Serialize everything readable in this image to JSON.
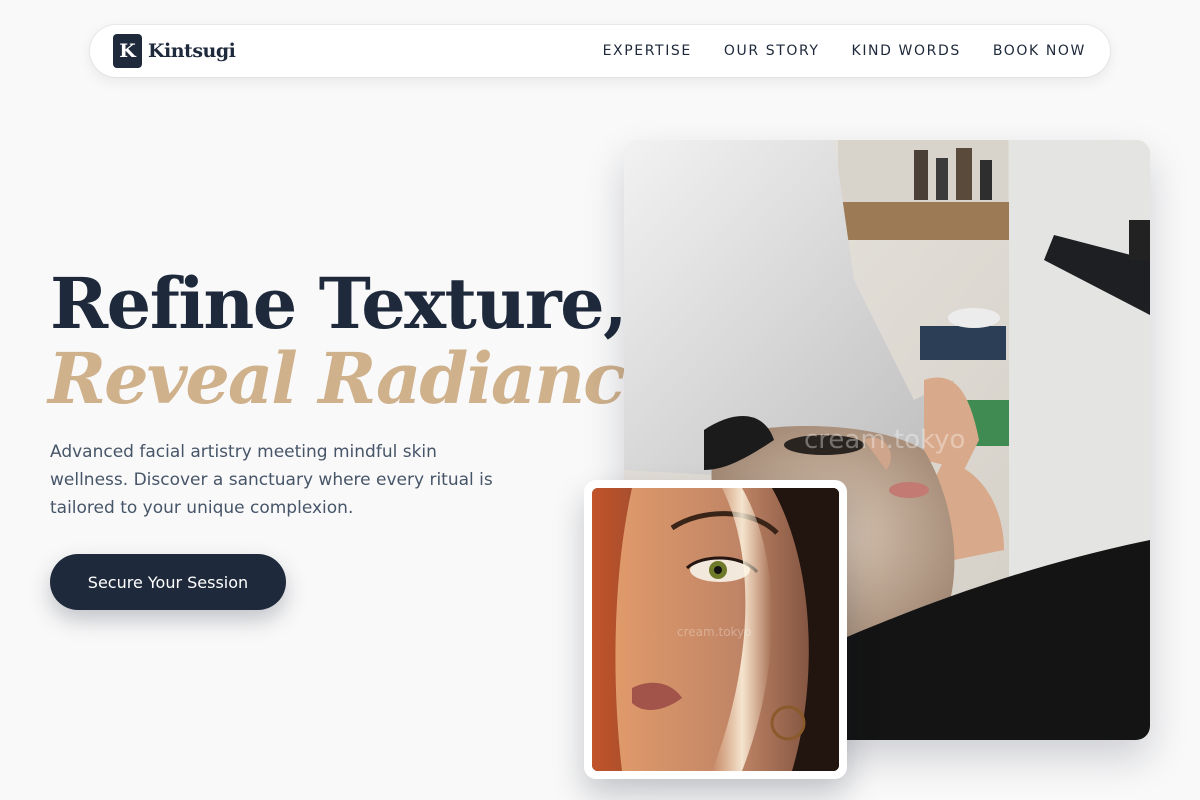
{
  "brand": {
    "mark": "K",
    "name": "Kintsugi"
  },
  "nav": {
    "links": [
      "EXPERTISE",
      "OUR STORY",
      "KIND WORDS",
      "BOOK NOW"
    ]
  },
  "hero": {
    "title": "Refine Texture,",
    "accent": "Reveal Radiance.",
    "description": "Advanced facial artistry meeting mindful skin wellness. Discover a sanctuary where every ritual is tailored to your unique complexion.",
    "cta_label": "Secure Your Session"
  },
  "images": {
    "main_watermark": "cream.tokyo",
    "inset_watermark": "cream.tokyo"
  },
  "colors": {
    "primary": "#1e293b",
    "accent": "#cfb18c",
    "background": "#f9f9f9",
    "muted_text": "#475569"
  }
}
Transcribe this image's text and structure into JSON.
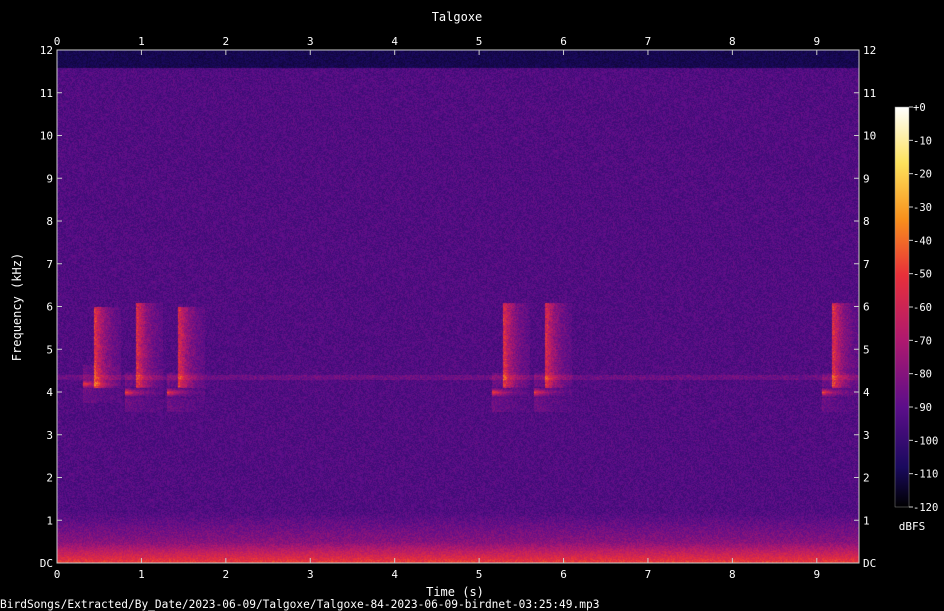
{
  "chart_data": {
    "type": "heatmap",
    "title": "Talgoxe",
    "xlabel": "Time (s)",
    "ylabel": "Frequency (kHz)",
    "xlim": [
      0,
      9.5
    ],
    "ylim": [
      0,
      12
    ],
    "x_ticks": [
      "0",
      "1",
      "2",
      "3",
      "4",
      "5",
      "6",
      "7",
      "8",
      "9"
    ],
    "y_ticks": [
      "DC",
      "1",
      "2",
      "3",
      "4",
      "5",
      "6",
      "7",
      "8",
      "9",
      "10",
      "11",
      "12"
    ],
    "colorbar": {
      "label": "dBFS",
      "ticks": [
        "+0",
        "-10",
        "-20",
        "-30",
        "-40",
        "-50",
        "-60",
        "-70",
        "-80",
        "-90",
        "-100",
        "-110",
        "-120"
      ],
      "range": [
        -120,
        0
      ],
      "colors": [
        "#000000",
        "#1a0a5e",
        "#5c0e8a",
        "#b0196e",
        "#e8303a",
        "#f8901c",
        "#fde25c",
        "#ffffff"
      ]
    },
    "noise_ceiling_khz": 11.6,
    "calls": [
      {
        "t": 0.45,
        "f_low": 4.1,
        "f_high": 6.0,
        "tone_khz": 4.2,
        "strength": 0.9
      },
      {
        "t": 0.95,
        "f_low": 4.1,
        "f_high": 6.1,
        "tone_khz": 4.0,
        "strength": 0.85
      },
      {
        "t": 1.45,
        "f_low": 4.1,
        "f_high": 6.0,
        "tone_khz": 4.0,
        "strength": 0.8
      },
      {
        "t": 5.3,
        "f_low": 4.1,
        "f_high": 6.1,
        "tone_khz": 4.0,
        "strength": 0.85
      },
      {
        "t": 5.8,
        "f_low": 4.1,
        "f_high": 6.1,
        "tone_khz": 4.0,
        "strength": 0.8
      },
      {
        "t": 9.2,
        "f_low": 4.1,
        "f_high": 6.1,
        "tone_khz": 4.0,
        "strength": 0.85
      }
    ]
  },
  "filepath": "BirdSongs/Extracted/By_Date/2023-06-09/Talgoxe/Talgoxe-84-2023-06-09-birdnet-03:25:49.mp3"
}
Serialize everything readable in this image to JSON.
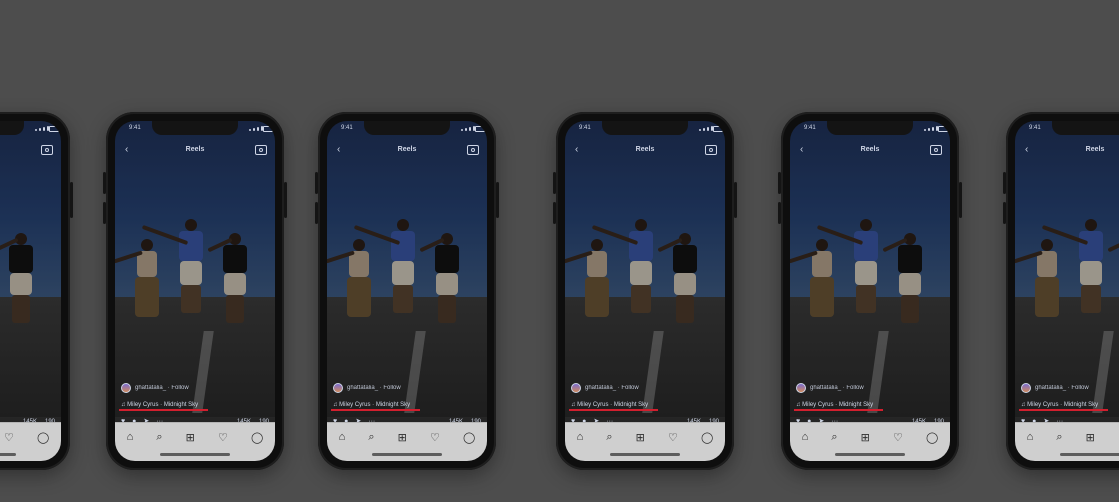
{
  "reels": {
    "status_time": "9:41",
    "title": "Reels",
    "username_line": "ghattatalia_ · Follow",
    "music_line": "♫ Miley Cyrus · Midnight Sky",
    "likes": "145K",
    "comments": "190"
  },
  "icons": {
    "back": "chevron-left-icon",
    "camera": "camera-icon",
    "like": "heart-icon",
    "comment": "comment-icon",
    "share": "paper-plane-icon",
    "more": "more-icon",
    "nav": [
      "home-icon",
      "search-icon",
      "add-icon",
      "heart-icon",
      "profile-icon"
    ]
  },
  "colors": {
    "background": "#6b6b6b",
    "music_underline": "#d21f2e"
  }
}
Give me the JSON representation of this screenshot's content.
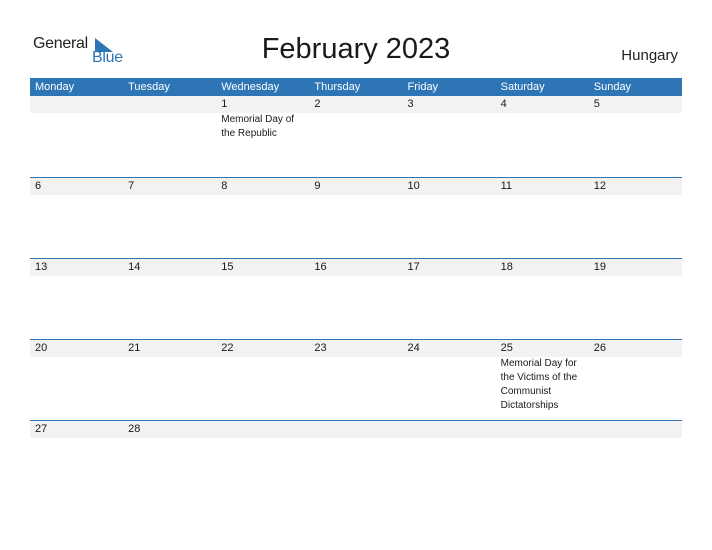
{
  "logo": {
    "word1": "General",
    "word2": "Blue",
    "icon": "triangle-flag-icon"
  },
  "title": "February 2023",
  "country": "Hungary",
  "colors": {
    "accent": "#2e75b6",
    "strip": "#f2f2f2"
  },
  "weekdays": [
    "Monday",
    "Tuesday",
    "Wednesday",
    "Thursday",
    "Friday",
    "Saturday",
    "Sunday"
  ],
  "weeks": [
    {
      "days": [
        "",
        "",
        "1",
        "2",
        "3",
        "4",
        "5"
      ],
      "events": [
        "",
        "",
        "Memorial Day of the Republic",
        "",
        "",
        "",
        ""
      ]
    },
    {
      "days": [
        "6",
        "7",
        "8",
        "9",
        "10",
        "11",
        "12"
      ],
      "events": [
        "",
        "",
        "",
        "",
        "",
        "",
        ""
      ]
    },
    {
      "days": [
        "13",
        "14",
        "15",
        "16",
        "17",
        "18",
        "19"
      ],
      "events": [
        "",
        "",
        "",
        "",
        "",
        "",
        ""
      ]
    },
    {
      "days": [
        "20",
        "21",
        "22",
        "23",
        "24",
        "25",
        "26"
      ],
      "events": [
        "",
        "",
        "",
        "",
        "",
        "Memorial Day for the Victims of the Communist Dictatorships",
        ""
      ]
    },
    {
      "days": [
        "27",
        "28",
        "",
        "",
        "",
        "",
        ""
      ],
      "events": [
        "",
        "",
        "",
        "",
        "",
        "",
        ""
      ]
    }
  ]
}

■ Written task:
All entries are to be retyped exactly. Omit any embedded images.

■ Task answer:
Serialize everything readable in this image to JSON.
{
  "brand": {
    "mark": "K",
    "name": "Kintsugi"
  },
  "nav": {
    "links": [
      "EXPERTISE",
      "OUR STORY",
      "KIND WORDS",
      "BOOK NOW"
    ]
  },
  "hero": {
    "title": "Refine Texture,",
    "accent": "Reveal Radiance.",
    "description": "Advanced facial artistry meeting mindful skin wellness. Discover a sanctuary where every ritual is tailored to your unique complexion.",
    "cta_label": "Secure Your Session"
  },
  "images": {
    "main_watermark": "cream.tokyo",
    "inset_watermark": "cream.tokyo"
  },
  "colors": {
    "primary": "#1e293b",
    "accent": "#cfb18c",
    "background": "#f9f9f9",
    "muted_text": "#475569"
  }
}
Transcribe this image's text and structure into JSON.
{
  "chart_data": {
    "type": "heatmap",
    "title": "Talgoxe",
    "xlabel": "Time (s)",
    "ylabel": "Frequency (kHz)",
    "xlim": [
      0,
      9.5
    ],
    "ylim": [
      0,
      12
    ],
    "x_ticks": [
      "0",
      "1",
      "2",
      "3",
      "4",
      "5",
      "6",
      "7",
      "8",
      "9"
    ],
    "y_ticks": [
      "DC",
      "1",
      "2",
      "3",
      "4",
      "5",
      "6",
      "7",
      "8",
      "9",
      "10",
      "11",
      "12"
    ],
    "colorbar": {
      "label": "dBFS",
      "ticks": [
        "+0",
        "-10",
        "-20",
        "-30",
        "-40",
        "-50",
        "-60",
        "-70",
        "-80",
        "-90",
        "-100",
        "-110",
        "-120"
      ],
      "range": [
        -120,
        0
      ],
      "colors": [
        "#000000",
        "#1a0a5e",
        "#5c0e8a",
        "#b0196e",
        "#e8303a",
        "#f8901c",
        "#fde25c",
        "#ffffff"
      ]
    },
    "noise_ceiling_khz": 11.6,
    "calls": [
      {
        "t": 0.45,
        "f_low": 4.1,
        "f_high": 6.0,
        "tone_khz": 4.2,
        "strength": 0.9
      },
      {
        "t": 0.95,
        "f_low": 4.1,
        "f_high": 6.1,
        "tone_khz": 4.0,
        "strength": 0.85
      },
      {
        "t": 1.45,
        "f_low": 4.1,
        "f_high": 6.0,
        "tone_khz": 4.0,
        "strength": 0.8
      },
      {
        "t": 5.3,
        "f_low": 4.1,
        "f_high": 6.1,
        "tone_khz": 4.0,
        "strength": 0.85
      },
      {
        "t": 5.8,
        "f_low": 4.1,
        "f_high": 6.1,
        "tone_khz": 4.0,
        "strength": 0.8
      },
      {
        "t": 9.2,
        "f_low": 4.1,
        "f_high": 6.1,
        "tone_khz": 4.0,
        "strength": 0.85
      }
    ]
  },
  "filepath": "BirdSongs/Extracted/By_Date/2023-06-09/Talgoxe/Talgoxe-84-2023-06-09-birdnet-03:25:49.mp3"
}
Serialize everything readable in this image to JSON.
{
  "reels": {
    "status_time": "9:41",
    "title": "Reels",
    "username_line": "ghattatalia_ · Follow",
    "music_line": "♫ Miley Cyrus · Midnight Sky",
    "likes": "145K",
    "comments": "190"
  },
  "icons": {
    "back": "chevron-left-icon",
    "camera": "camera-icon",
    "like": "heart-icon",
    "comment": "comment-icon",
    "share": "paper-plane-icon",
    "more": "more-icon",
    "nav": [
      "home-icon",
      "search-icon",
      "add-icon",
      "heart-icon",
      "profile-icon"
    ]
  },
  "colors": {
    "background": "#6b6b6b",
    "music_underline": "#d21f2e"
  }
}
Give me the JSON representation of this screenshot's content.
{
  "logo": {
    "word1": "General",
    "word2": "Blue",
    "icon": "triangle-flag-icon"
  },
  "title": "February 2023",
  "country": "Hungary",
  "colors": {
    "accent": "#2e75b6",
    "strip": "#f2f2f2"
  },
  "weekdays": [
    "Monday",
    "Tuesday",
    "Wednesday",
    "Thursday",
    "Friday",
    "Saturday",
    "Sunday"
  ],
  "weeks": [
    {
      "days": [
        "",
        "",
        "1",
        "2",
        "3",
        "4",
        "5"
      ],
      "events": [
        "",
        "",
        "Memorial Day of the Republic",
        "",
        "",
        "",
        ""
      ]
    },
    {
      "days": [
        "6",
        "7",
        "8",
        "9",
        "10",
        "11",
        "12"
      ],
      "events": [
        "",
        "",
        "",
        "",
        "",
        "",
        ""
      ]
    },
    {
      "days": [
        "13",
        "14",
        "15",
        "16",
        "17",
        "18",
        "19"
      ],
      "events": [
        "",
        "",
        "",
        "",
        "",
        "",
        ""
      ]
    },
    {
      "days": [
        "20",
        "21",
        "22",
        "23",
        "24",
        "25",
        "26"
      ],
      "events": [
        "",
        "",
        "",
        "",
        "",
        "Memorial Day for the Victims of the Communist Dictatorships",
        ""
      ]
    },
    {
      "days": [
        "27",
        "28",
        "",
        "",
        "",
        "",
        ""
      ],
      "events": [
        "",
        "",
        "",
        "",
        "",
        "",
        ""
      ]
    }
  ]
}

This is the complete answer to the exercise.